>> BEGIN
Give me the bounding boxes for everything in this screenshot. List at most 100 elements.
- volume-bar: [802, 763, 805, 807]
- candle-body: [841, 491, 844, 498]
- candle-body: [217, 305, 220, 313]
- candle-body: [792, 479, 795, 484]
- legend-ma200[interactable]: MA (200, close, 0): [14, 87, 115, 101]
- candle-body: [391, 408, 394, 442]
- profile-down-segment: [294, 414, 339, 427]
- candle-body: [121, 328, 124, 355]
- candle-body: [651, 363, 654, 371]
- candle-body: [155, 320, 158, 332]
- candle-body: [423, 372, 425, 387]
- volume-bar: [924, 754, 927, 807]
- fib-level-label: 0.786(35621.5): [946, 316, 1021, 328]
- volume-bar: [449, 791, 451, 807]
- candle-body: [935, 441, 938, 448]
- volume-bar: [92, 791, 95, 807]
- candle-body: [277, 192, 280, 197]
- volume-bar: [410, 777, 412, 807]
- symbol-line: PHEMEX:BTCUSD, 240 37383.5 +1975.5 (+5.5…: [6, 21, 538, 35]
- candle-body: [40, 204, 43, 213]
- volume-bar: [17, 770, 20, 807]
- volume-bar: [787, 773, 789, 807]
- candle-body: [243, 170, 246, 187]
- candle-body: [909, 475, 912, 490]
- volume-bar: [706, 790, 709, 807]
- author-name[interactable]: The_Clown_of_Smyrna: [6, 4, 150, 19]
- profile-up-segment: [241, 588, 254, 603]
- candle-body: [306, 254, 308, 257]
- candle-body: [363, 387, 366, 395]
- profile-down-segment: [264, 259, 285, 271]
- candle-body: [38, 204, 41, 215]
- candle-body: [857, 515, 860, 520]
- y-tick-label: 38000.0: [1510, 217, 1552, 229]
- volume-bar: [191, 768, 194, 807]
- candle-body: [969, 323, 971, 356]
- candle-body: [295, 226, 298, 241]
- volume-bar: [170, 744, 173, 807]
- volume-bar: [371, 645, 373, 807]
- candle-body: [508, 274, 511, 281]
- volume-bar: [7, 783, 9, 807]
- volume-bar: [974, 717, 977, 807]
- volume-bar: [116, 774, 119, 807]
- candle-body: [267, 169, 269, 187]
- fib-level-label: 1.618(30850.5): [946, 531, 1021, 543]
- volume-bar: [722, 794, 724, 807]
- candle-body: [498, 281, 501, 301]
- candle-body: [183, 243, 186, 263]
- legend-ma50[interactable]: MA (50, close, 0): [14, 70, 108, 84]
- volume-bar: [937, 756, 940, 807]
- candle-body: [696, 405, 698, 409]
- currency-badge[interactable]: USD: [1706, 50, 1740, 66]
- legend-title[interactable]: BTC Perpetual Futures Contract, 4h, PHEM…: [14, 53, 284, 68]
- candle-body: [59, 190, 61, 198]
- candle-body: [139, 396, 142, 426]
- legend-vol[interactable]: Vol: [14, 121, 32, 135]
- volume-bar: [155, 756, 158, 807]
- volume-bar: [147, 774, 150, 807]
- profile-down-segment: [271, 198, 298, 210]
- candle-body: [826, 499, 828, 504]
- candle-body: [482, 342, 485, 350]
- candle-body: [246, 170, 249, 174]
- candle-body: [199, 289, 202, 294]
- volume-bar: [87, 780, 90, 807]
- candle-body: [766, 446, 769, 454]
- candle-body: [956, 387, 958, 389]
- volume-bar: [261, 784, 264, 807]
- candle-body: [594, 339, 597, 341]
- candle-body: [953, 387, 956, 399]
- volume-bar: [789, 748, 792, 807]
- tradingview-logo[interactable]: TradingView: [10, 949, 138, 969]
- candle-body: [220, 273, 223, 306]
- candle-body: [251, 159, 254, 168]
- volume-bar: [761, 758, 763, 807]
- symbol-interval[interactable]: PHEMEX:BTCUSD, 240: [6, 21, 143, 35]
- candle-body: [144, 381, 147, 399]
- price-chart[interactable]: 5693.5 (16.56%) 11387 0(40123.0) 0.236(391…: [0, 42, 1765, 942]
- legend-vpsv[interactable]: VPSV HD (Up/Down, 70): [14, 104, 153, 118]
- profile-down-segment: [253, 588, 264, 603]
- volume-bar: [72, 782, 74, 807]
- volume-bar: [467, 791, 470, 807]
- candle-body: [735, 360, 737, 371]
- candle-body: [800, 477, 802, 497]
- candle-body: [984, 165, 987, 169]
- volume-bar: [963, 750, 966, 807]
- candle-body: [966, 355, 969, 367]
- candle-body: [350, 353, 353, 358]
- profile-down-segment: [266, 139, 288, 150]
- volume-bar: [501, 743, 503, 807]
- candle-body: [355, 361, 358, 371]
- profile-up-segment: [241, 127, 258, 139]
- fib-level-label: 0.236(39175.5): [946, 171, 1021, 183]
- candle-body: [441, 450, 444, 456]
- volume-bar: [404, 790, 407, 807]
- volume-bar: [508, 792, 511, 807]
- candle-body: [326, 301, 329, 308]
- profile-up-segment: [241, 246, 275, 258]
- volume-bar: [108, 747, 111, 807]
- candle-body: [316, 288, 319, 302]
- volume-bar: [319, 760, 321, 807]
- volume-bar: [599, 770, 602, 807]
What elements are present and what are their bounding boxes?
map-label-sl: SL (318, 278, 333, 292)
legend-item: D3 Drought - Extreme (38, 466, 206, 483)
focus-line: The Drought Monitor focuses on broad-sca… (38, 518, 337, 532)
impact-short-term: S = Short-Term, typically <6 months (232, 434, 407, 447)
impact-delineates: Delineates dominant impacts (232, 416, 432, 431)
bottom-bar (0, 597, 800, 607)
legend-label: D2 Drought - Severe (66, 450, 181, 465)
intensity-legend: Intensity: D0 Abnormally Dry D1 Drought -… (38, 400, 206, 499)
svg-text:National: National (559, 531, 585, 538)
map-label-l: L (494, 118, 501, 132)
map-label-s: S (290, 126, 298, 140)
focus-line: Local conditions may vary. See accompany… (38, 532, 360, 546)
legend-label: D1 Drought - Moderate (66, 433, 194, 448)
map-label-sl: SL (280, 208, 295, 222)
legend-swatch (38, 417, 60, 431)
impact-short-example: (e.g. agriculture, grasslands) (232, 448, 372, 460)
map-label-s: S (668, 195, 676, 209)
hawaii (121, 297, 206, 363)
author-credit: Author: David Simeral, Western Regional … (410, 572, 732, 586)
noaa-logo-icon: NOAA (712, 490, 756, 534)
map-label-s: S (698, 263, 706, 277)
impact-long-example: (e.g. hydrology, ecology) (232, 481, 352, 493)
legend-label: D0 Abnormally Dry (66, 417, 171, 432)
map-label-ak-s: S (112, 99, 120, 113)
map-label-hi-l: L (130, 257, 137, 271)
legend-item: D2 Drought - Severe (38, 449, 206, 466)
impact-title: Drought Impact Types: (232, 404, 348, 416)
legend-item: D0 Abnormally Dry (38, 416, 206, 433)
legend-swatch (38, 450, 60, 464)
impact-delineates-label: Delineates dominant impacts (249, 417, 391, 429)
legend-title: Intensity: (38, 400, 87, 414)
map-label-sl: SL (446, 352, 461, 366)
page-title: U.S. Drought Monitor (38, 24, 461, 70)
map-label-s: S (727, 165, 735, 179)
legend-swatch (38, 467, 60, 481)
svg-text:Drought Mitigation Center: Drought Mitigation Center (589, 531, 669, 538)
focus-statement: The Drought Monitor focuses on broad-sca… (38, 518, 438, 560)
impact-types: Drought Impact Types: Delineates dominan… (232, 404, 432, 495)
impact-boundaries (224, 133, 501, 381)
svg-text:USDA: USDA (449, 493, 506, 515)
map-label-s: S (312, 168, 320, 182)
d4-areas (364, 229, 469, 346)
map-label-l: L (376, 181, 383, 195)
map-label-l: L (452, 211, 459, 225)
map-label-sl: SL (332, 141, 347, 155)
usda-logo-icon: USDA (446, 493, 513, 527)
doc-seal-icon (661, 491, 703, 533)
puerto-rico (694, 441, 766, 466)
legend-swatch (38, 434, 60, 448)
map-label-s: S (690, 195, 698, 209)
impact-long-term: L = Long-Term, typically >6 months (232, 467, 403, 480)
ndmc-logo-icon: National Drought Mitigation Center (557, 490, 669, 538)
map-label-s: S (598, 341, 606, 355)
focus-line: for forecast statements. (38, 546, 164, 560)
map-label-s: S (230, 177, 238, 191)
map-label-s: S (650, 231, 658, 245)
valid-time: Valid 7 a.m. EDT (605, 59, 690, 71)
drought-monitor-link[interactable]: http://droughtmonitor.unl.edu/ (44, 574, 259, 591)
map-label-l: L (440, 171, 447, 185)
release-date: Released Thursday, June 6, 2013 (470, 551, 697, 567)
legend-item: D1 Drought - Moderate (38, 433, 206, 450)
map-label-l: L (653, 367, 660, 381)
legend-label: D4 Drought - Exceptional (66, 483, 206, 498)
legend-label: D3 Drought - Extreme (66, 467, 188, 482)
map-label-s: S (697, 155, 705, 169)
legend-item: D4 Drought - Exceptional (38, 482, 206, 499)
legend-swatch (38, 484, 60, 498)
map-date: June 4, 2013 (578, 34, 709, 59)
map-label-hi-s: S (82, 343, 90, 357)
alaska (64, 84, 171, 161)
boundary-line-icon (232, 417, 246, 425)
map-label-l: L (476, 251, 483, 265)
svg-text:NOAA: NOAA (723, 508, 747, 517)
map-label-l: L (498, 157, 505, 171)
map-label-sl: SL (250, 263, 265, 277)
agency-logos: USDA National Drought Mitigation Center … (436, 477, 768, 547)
>> END
▸ REQUIREMENTS
Copy the data word for word, from the beginning of the data through the line holding "4, 150, 19]", including that line.

▸ COMPLETED TASK
Give me the bounding boxes for everything in this screenshot. List at most 100 elements.
- volume-bar: [802, 763, 805, 807]
- candle-body: [841, 491, 844, 498]
- candle-body: [217, 305, 220, 313]
- candle-body: [792, 479, 795, 484]
- legend-ma200[interactable]: MA (200, close, 0): [14, 87, 115, 101]
- candle-body: [391, 408, 394, 442]
- profile-down-segment: [294, 414, 339, 427]
- candle-body: [121, 328, 124, 355]
- candle-body: [651, 363, 654, 371]
- candle-body: [155, 320, 158, 332]
- candle-body: [423, 372, 425, 387]
- volume-bar: [924, 754, 927, 807]
- fib-level-label: 0.786(35621.5): [946, 316, 1021, 328]
- volume-bar: [449, 791, 451, 807]
- candle-body: [935, 441, 938, 448]
- volume-bar: [92, 791, 95, 807]
- candle-body: [277, 192, 280, 197]
- volume-bar: [410, 777, 412, 807]
- symbol-line: PHEMEX:BTCUSD, 240 37383.5 +1975.5 (+5.5…: [6, 21, 538, 35]
- candle-body: [40, 204, 43, 213]
- volume-bar: [17, 770, 20, 807]
- volume-bar: [787, 773, 789, 807]
- candle-body: [243, 170, 246, 187]
- candle-body: [909, 475, 912, 490]
- volume-bar: [706, 790, 709, 807]
- author-name[interactable]: The_Clown_of_Smyrna: [6, 4, 150, 19]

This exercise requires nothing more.